• _CHALLENGE_
Return all entries precisely as they stand, without the images.

• _LISTED RECORDS_
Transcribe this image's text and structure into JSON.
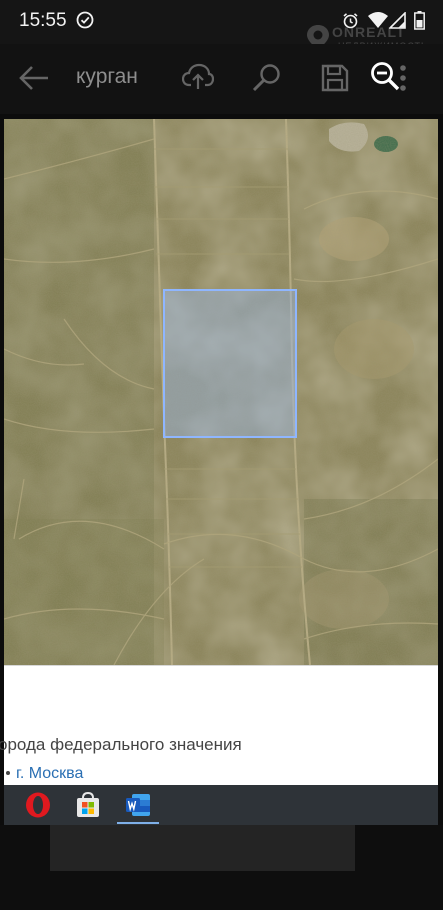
{
  "status_bar": {
    "time": "15:55",
    "watermark": "ONREALT",
    "watermark_sub": "НЕДВИЖИМОСТЬ"
  },
  "toolbar": {
    "title": "курган",
    "icons": [
      "back-arrow-icon",
      "cloud-upload-icon",
      "search-icon",
      "save-icon",
      "zoom-out-icon",
      "more-vertical-icon"
    ]
  },
  "map": {
    "type": "satellite",
    "highlight_color": "#8fb6ff"
  },
  "panel": {
    "heading": "орода федерального значения",
    "link": "г. Москва"
  },
  "taskbar": {
    "apps": [
      "opera-icon",
      "microsoft-store-icon",
      "word-icon"
    ]
  }
}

• _TASK RESPONSE_
Transcribe this image's text and structure into JSON.
{
  "status_bar": {
    "time": "15:55",
    "watermark": "ONREALT",
    "watermark_sub": "НЕДВИЖИМОСТЬ"
  },
  "toolbar": {
    "title": "курган",
    "icons": [
      "back-arrow-icon",
      "cloud-upload-icon",
      "search-icon",
      "save-icon",
      "zoom-out-icon",
      "more-vertical-icon"
    ]
  },
  "map": {
    "type": "satellite",
    "highlight_color": "#8fb6ff"
  },
  "panel": {
    "heading": "орода федерального значения",
    "link": "г. Москва"
  },
  "taskbar": {
    "apps": [
      "opera-icon",
      "microsoft-store-icon",
      "word-icon"
    ]
  }
}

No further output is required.